[Saved entries]

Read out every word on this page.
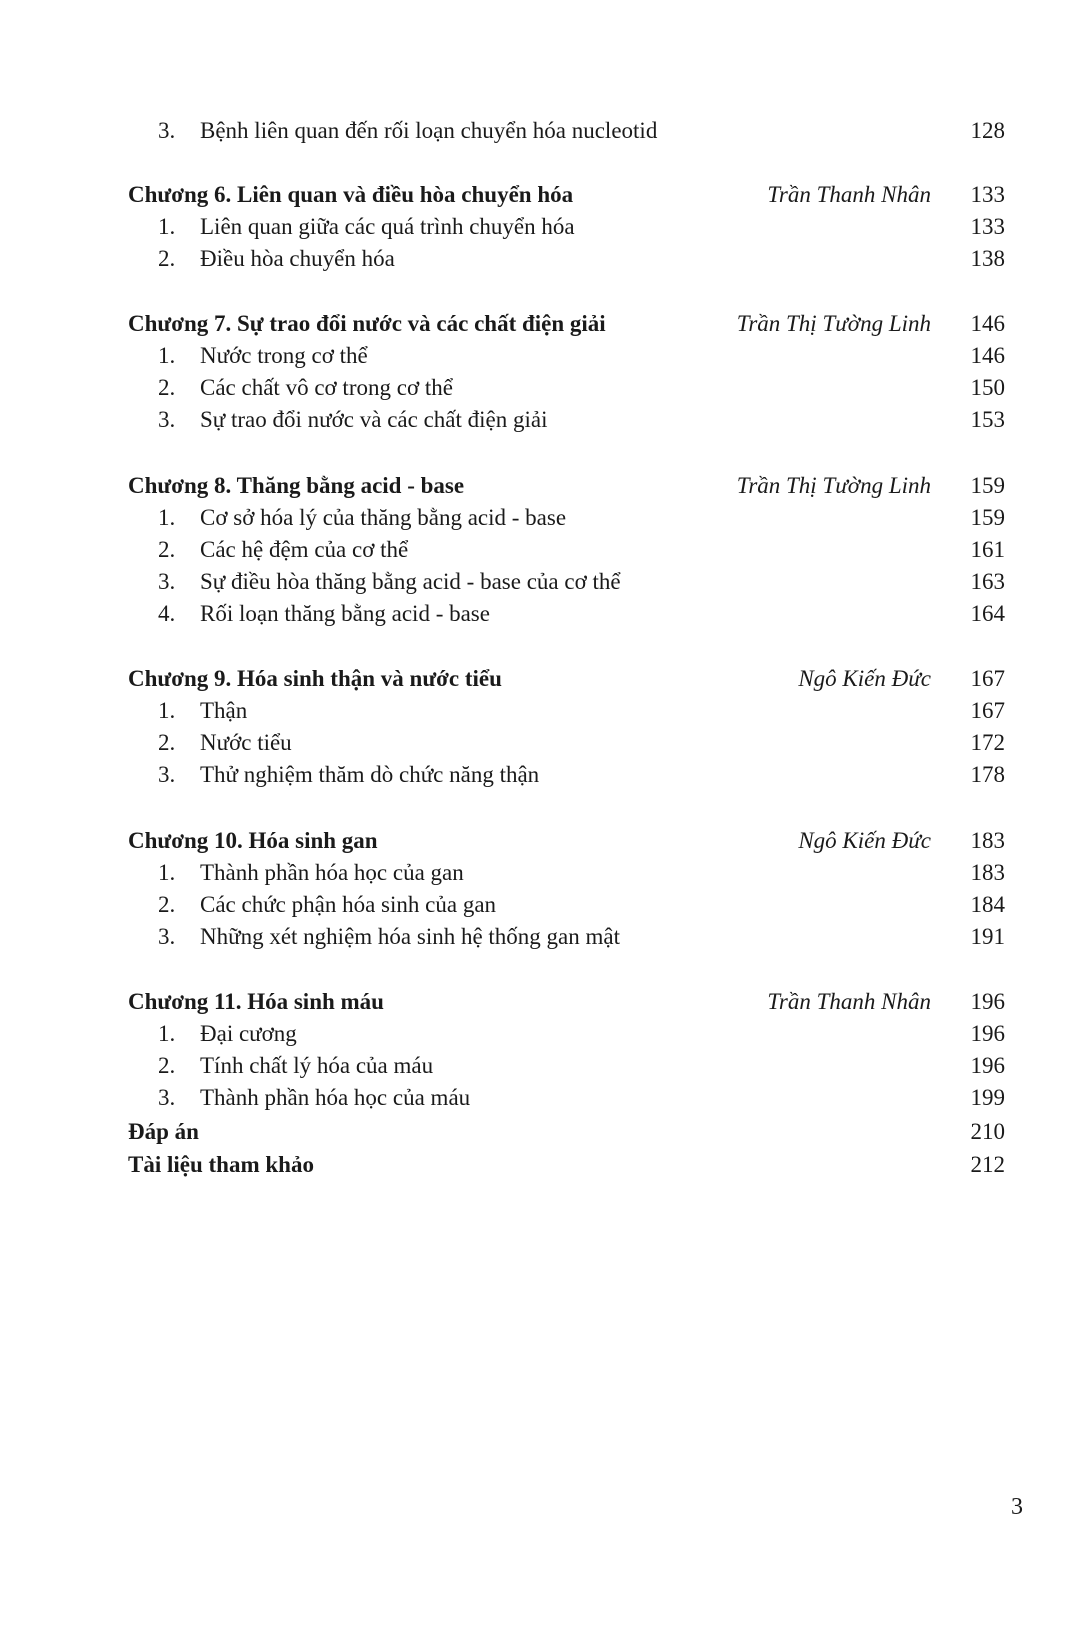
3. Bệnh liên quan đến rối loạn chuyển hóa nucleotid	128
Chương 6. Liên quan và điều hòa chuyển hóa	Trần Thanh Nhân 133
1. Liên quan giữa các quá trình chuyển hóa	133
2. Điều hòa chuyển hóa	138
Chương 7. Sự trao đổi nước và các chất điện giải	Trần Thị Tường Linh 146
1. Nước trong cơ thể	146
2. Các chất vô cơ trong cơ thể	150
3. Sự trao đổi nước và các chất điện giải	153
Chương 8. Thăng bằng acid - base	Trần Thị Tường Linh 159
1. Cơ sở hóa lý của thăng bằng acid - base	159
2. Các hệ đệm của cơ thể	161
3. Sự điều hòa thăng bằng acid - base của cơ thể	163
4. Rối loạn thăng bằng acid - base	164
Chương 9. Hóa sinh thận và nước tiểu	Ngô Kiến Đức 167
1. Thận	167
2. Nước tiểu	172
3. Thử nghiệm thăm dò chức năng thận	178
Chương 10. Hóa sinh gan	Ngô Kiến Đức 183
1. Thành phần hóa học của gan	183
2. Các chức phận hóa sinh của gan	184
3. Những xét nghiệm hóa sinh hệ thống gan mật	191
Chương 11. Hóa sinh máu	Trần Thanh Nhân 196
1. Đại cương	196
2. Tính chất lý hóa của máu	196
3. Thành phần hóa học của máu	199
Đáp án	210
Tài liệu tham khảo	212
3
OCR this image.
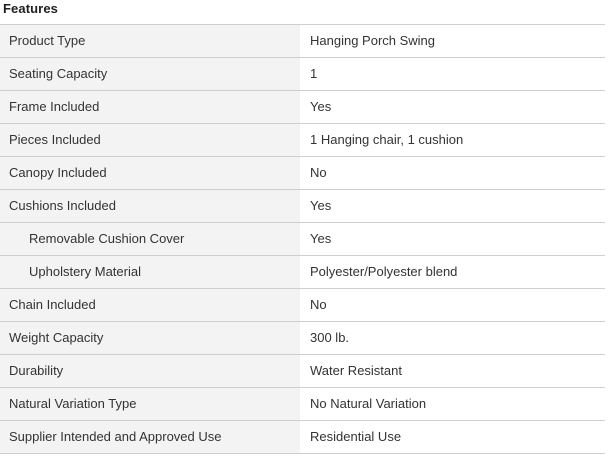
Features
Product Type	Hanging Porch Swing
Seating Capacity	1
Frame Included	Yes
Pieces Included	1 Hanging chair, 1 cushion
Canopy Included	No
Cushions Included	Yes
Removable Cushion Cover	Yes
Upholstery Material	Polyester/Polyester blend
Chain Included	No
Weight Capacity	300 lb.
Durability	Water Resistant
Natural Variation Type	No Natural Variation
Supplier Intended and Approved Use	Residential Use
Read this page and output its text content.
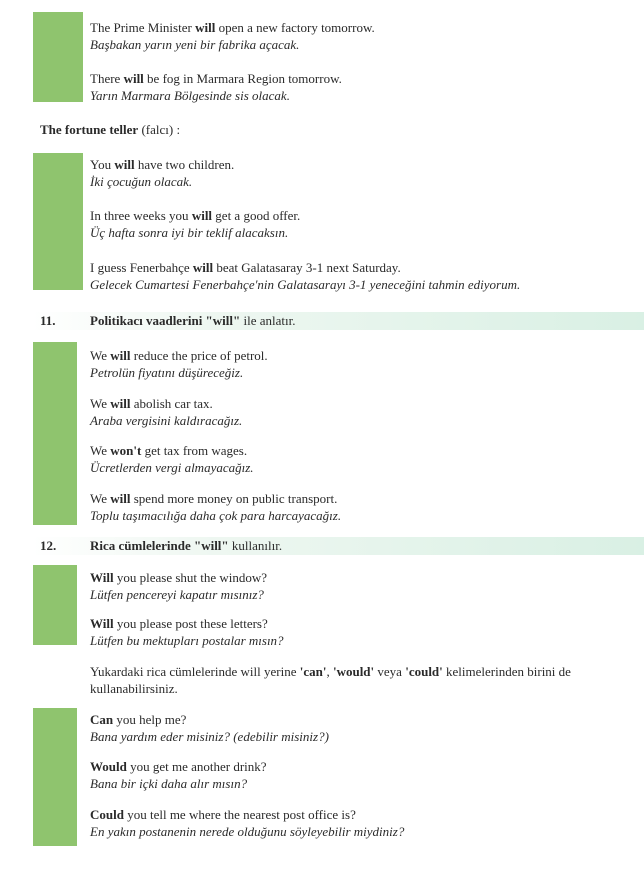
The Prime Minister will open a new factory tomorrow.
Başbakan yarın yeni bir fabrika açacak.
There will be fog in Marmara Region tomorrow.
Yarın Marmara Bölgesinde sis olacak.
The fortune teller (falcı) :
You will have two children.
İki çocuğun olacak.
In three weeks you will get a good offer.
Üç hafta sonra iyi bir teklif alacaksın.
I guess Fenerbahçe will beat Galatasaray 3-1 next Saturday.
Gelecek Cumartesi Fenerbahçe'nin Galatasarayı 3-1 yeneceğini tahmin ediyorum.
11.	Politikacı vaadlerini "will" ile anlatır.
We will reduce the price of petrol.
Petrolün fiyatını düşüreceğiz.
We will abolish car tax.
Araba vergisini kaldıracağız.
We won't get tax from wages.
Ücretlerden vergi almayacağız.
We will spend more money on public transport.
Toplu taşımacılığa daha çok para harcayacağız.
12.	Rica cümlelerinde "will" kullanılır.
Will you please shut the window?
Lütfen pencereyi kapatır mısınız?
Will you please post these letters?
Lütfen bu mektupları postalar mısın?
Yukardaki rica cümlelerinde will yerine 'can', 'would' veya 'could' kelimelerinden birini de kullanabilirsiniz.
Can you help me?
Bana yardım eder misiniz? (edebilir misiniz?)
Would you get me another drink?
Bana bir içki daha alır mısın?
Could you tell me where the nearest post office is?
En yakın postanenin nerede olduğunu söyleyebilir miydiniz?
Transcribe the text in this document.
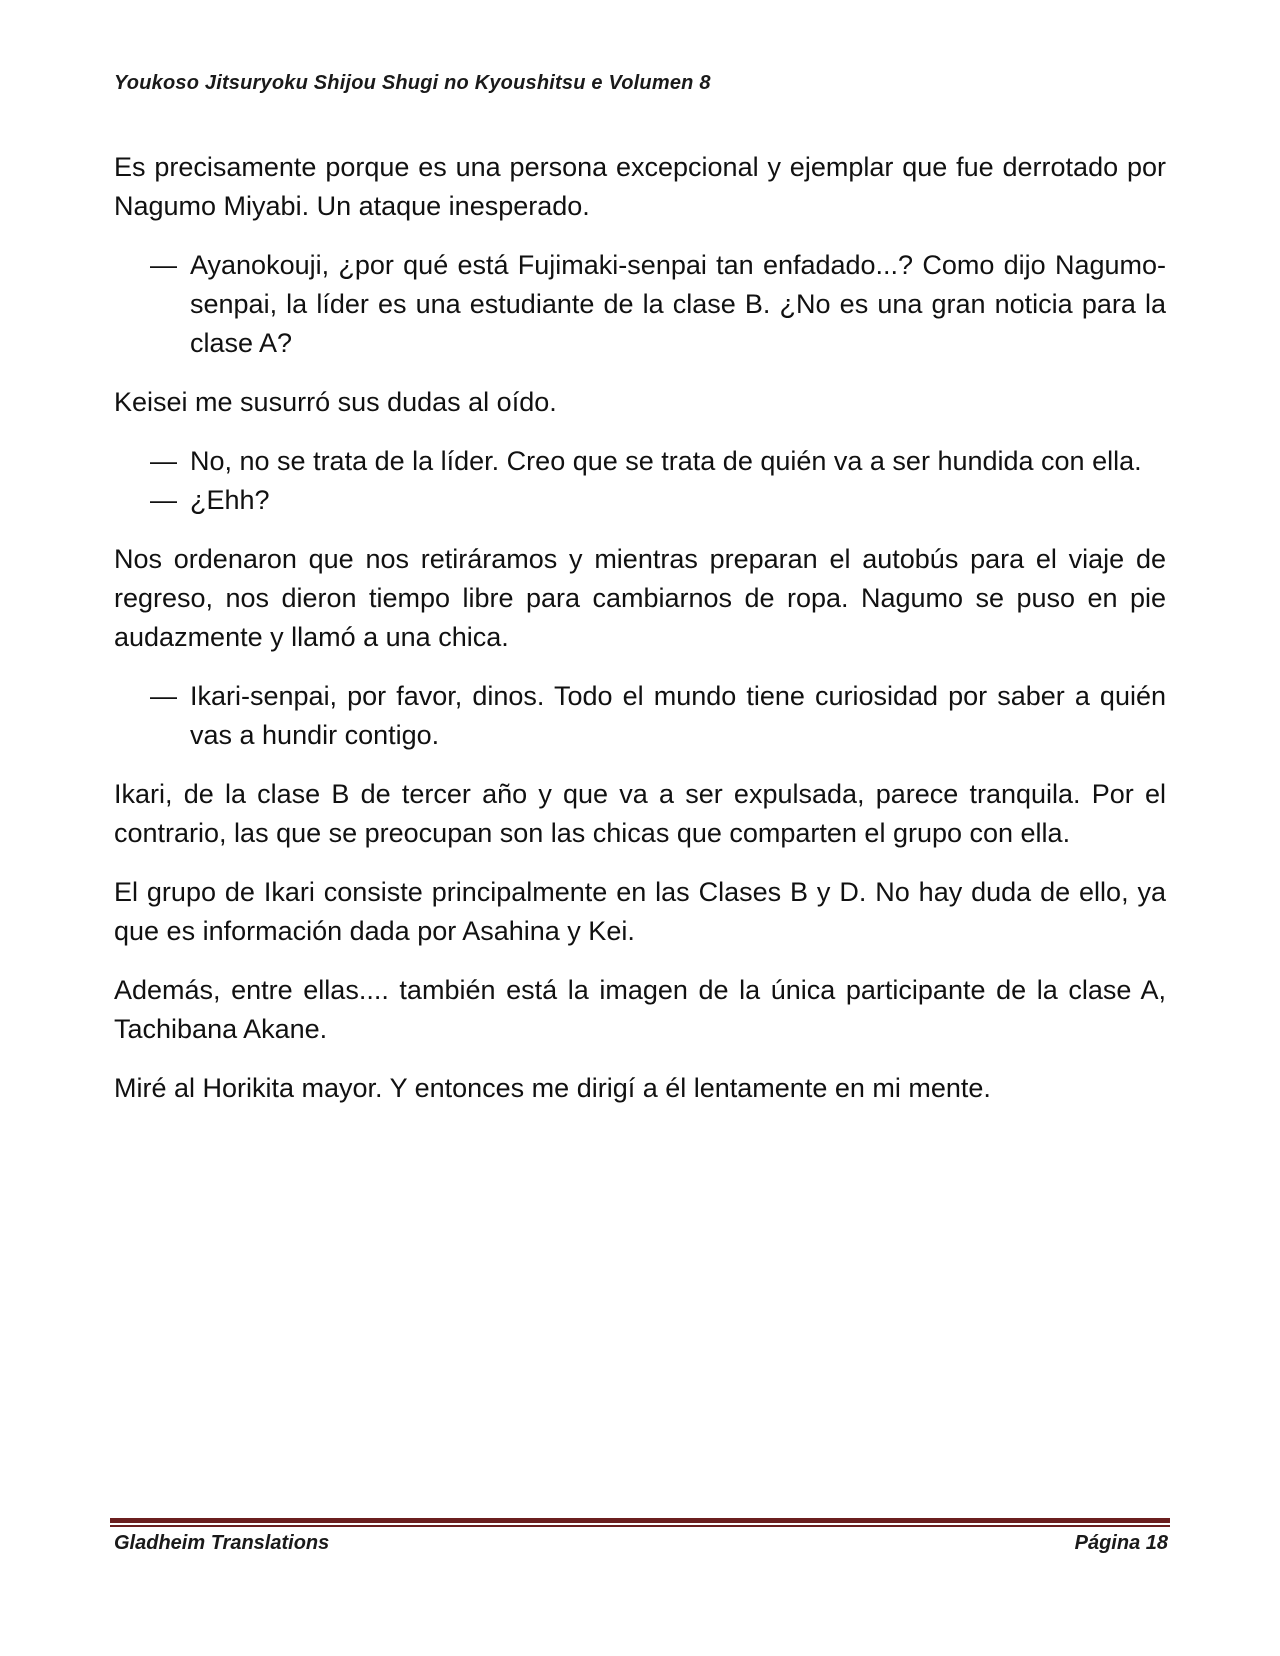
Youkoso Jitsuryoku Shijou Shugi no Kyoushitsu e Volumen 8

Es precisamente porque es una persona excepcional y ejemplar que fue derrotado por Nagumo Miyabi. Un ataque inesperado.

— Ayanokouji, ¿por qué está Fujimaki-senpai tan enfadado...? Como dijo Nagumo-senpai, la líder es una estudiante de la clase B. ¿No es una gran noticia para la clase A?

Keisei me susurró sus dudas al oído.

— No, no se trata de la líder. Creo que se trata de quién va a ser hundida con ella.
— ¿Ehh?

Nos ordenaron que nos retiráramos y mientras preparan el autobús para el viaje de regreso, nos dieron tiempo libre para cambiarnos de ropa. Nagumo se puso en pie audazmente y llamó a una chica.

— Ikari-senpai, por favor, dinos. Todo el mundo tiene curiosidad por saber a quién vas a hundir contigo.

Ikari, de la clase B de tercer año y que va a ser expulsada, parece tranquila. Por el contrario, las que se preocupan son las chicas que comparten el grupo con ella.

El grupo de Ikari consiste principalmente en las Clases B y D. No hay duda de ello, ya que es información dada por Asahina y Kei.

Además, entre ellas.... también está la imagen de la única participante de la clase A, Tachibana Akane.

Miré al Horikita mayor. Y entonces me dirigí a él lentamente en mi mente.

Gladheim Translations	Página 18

What is asked
State how many lines hold the word "Tường". The number is the whole answer.

The answer
2